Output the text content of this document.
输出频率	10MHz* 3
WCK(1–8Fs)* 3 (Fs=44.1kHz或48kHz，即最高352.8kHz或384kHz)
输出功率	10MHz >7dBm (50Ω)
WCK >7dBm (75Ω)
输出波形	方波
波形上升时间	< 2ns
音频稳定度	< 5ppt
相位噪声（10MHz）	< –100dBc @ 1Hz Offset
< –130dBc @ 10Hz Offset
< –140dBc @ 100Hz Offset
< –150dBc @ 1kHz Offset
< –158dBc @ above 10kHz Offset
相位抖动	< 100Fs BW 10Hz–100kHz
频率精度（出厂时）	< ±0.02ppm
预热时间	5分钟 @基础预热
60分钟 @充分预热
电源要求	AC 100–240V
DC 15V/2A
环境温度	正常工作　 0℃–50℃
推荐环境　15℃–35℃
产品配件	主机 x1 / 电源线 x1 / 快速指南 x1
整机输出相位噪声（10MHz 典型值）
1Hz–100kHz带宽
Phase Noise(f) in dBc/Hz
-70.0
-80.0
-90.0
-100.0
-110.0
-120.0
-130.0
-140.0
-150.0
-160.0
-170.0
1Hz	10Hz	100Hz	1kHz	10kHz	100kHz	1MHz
----------------------------------------
** Exercise details **
Copy every line of the material, please, keeping it exactly the same.

** Reply to the task **
Output the text content of this document.
输出频率	10MHz* 3
WCK(1–8Fs)* 3 (Fs=44.1kHz或48kHz，即最高352.8kHz或384kHz)
输出功率	10MHz >7dBm (50Ω)
WCK >7dBm (75Ω)
输出波形	方波
波形上升时间	< 2ns
音频稳定度	< 5ppt
相位噪声（10MHz）	< –100dBc @ 1Hz Offset
< –130dBc @ 10Hz Offset
< –140dBc @ 100Hz Offset
< –150dBc @ 1kHz Offset
< –158dBc @ above 10kHz Offset
相位抖动	< 100Fs BW 10Hz–100kHz
频率精度（出厂时）	< ±0.02ppm
预热时间	5分钟 @基础预热
60分钟 @充分预热
电源要求	AC 100–240V
DC 15V/2A
环境温度	正常工作　 0℃–50℃
推荐环境　15℃–35℃
产品配件	主机 x1 / 电源线 x1 / 快速指南 x1
整机输出相位噪声（10MHz 典型值）
1Hz–100kHz带宽
Phase Noise(f) in dBc/Hz
-70.0
-80.0
-90.0
-100.0
-110.0
-120.0
-130.0
-140.0
-150.0
-160.0
-170.0
1Hz	10Hz	100Hz	1kHz	10kHz	100kHz	1MHz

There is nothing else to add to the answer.